- **Set task**:
Show all lines from the listing below that contain "DRDO".

- **Stored rows**:
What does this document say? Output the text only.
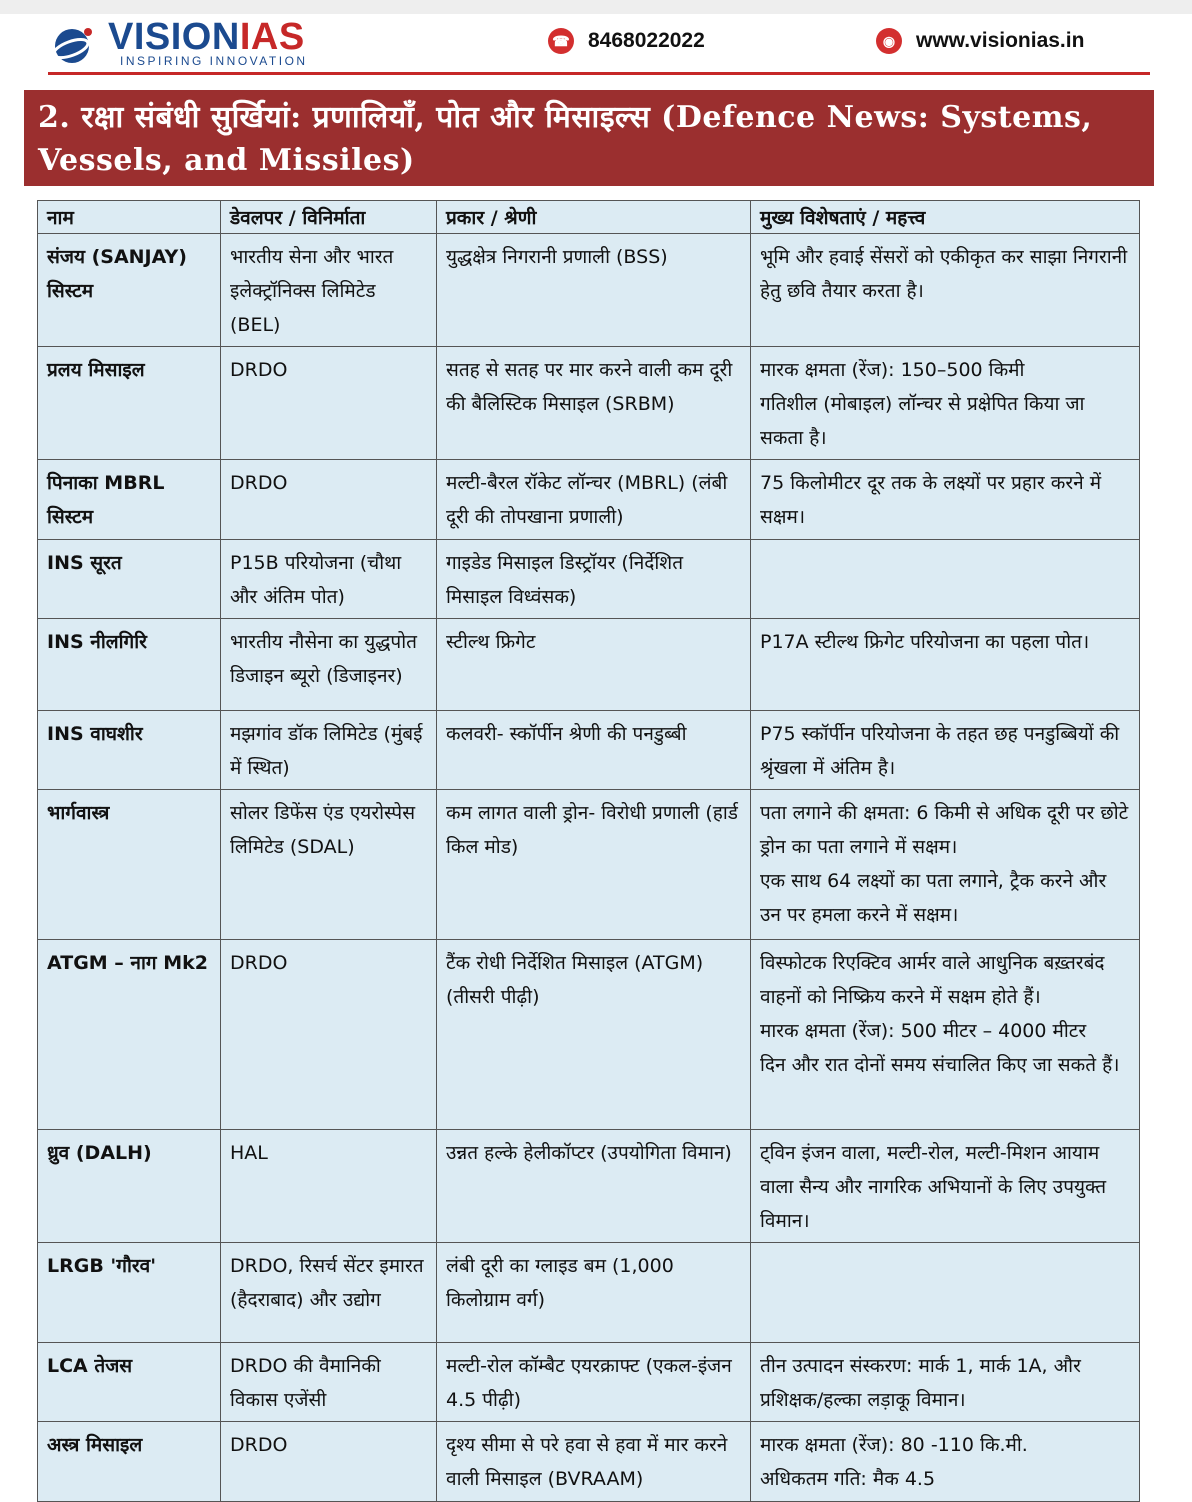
VISIONIAS
INSPIRING INNOVATION
☎ 8468022022	◉ www.visionias.in
2. रक्षा संबंधी सुर्खियां: प्रणालियाँ, पोत और मिसाइल्स (Defence News: Systems, Vessels, and Missiles)
नाम	डेवलपर / विनिर्माता	प्रकार / श्रेणी	मुख्य विशेषताएं / महत्त्व
संजय (SANJAY) सिस्टम	भारतीय सेना और भारत इलेक्ट्रॉनिक्स लिमिटेड (BEL)	युद्धक्षेत्र निगरानी प्रणाली (BSS)	भूमि और हवाई सेंसरों को एकीकृत कर साझा निगरानी हेतु छवि तैयार करता है।

प्रलय मिसाइल	DRDO	सतह से सतह पर मार करने वाली कम दूरी की बैलिस्टिक मिसाइल (SRBM)	मारक क्षमता (रेंज): 150–500 किमी
गतिशील (मोबाइल) लॉन्चर से प्रक्षेपित किया जा सकता है।

पिनाका MBRL सिस्टम	DRDO	मल्टी-बैरल रॉकेट लॉन्चर (MBRL) (लंबी दूरी की तोपखाना प्रणाली)	75 किलोमीटर दूर तक के लक्ष्यों पर प्रहार करने में सक्षम।

INS सूरत	P15B परियोजना (चौथा और अंतिम पोत)	गाइडेड मिसाइल डिस्ट्रॉयर (निर्देशित मिसाइल विध्वंसक)	
INS नीलगिरि	भारतीय नौसेना का युद्धपोत डिजाइन ब्यूरो (डिजाइनर)	स्टील्थ फ्रिगेट	P17A स्टील्थ फ्रिगेट परियोजना का पहला पोत।

INS वाघशीर	मझगांव डॉक लिमिटेड (मुंबई में स्थित)	कलवरी- स्कॉर्पीन श्रेणी की पनडुब्बी	P75 स्कॉर्पीन परियोजना के तहत छह पनडुब्बियों की श्रृंखला में अंतिम है।

भार्गवास्त्र	सोलर डिफेंस एंड एयरोस्पेस लिमिटेड (SDAL)	कम लागत वाली ड्रोन- विरोधी प्रणाली (हार्ड किल मोड)	पता लगाने की क्षमता: 6 किमी से अधिक दूरी पर छोटे ड्रोन का पता लगाने में सक्षम।
एक साथ 64 लक्ष्यों का पता लगाने, ट्रैक करने और उन पर हमला करने में सक्षम।

ATGM – नाग Mk2	DRDO	टैंक रोधी निर्देशित मिसाइल (ATGM) (तीसरी पीढ़ी)	विस्फोटक रिएक्टिव आर्मर वाले आधुनिक बख़्तरबंद वाहनों को निष्क्रिय करने में सक्षम होते हैं।
मारक क्षमता (रेंज): 500 मीटर – 4000 मीटर
दिन और रात दोनों समय संचालित किए जा सकते हैं।

ध्रुव (DALH)	HAL	उन्नत हल्के हेलीकॉप्टर (उपयोगिता विमान)	ट्विन इंजन वाला, मल्टी-रोल, मल्टी-मिशन आयाम वाला सैन्य और नागरिक अभियानों के लिए उपयुक्त विमान।

LRGB 'गौरव'	DRDO, रिसर्च सेंटर इमारत (हैदराबाद) और उद्योग	लंबी दूरी का ग्लाइड बम (1,000 किलोग्राम वर्ग)	
LCA तेजस	DRDO की वैमानिकी विकास एजेंसी	मल्टी-रोल कॉम्बैट एयरक्राफ्ट (एकल-इंजन 4.5 पीढ़ी)	तीन उत्पादन संस्करण: मार्क 1, मार्क 1A, और प्रशिक्षक/हल्का लड़ाकू विमान।

अस्त्र मिसाइल	DRDO	दृश्य सीमा से परे हवा से हवा में मार करने वाली मिसाइल (BVRAAM)	मारक क्षमता (रेंज): 80 -110 कि.मी.
अधिकतम गति: मैक 4.5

- **Solution**:
प्रलय मिसाइल	DRDO	सतह से सतह पर मार करने वाली कम दूरी की बैलिस्टिक मिसाइल (SRBM)	मारक क्षमता (रेंज): 150–500 किमी
पिनाका MBRL सिस्टम	DRDO	मल्टी-बैरल रॉकेट लॉन्चर (MBRL) (लंबी दूरी की तोपखाना प्रणाली)	75 किलोमीटर दूर तक के लक्ष्यों पर प्रहार करने में सक्षम।
ATGM – नाग Mk2	DRDO	टैंक रोधी निर्देशित मिसाइल (ATGM) (तीसरी पीढ़ी)	विस्फोटक रिएक्टिव आर्मर वाले आधुनिक बख़्तरबंद वाहनों को निष्क्रिय करने में सक्षम होते हैं।
LRGB 'गौरव'	DRDO, रिसर्च सेंटर इमारत (हैदराबाद) और उद्योग	लंबी दूरी का ग्लाइड बम (1,000 किलोग्राम वर्ग)	
LCA तेजस	DRDO की वैमानिकी विकास एजेंसी	मल्टी-रोल कॉम्बैट एयरक्राफ्ट (एकल-इंजन 4.5 पीढ़ी)	तीन उत्पादन संस्करण: मार्क 1, मार्क 1A, और प्रशिक्षक/हल्का लड़ाकू विमान।
अस्त्र मिसाइल	DRDO	दृश्य सीमा से परे हवा से हवा में मार करने वाली मिसाइल (BVRAAM)	मारक क्षमता (रेंज): 80 -110 कि.मी.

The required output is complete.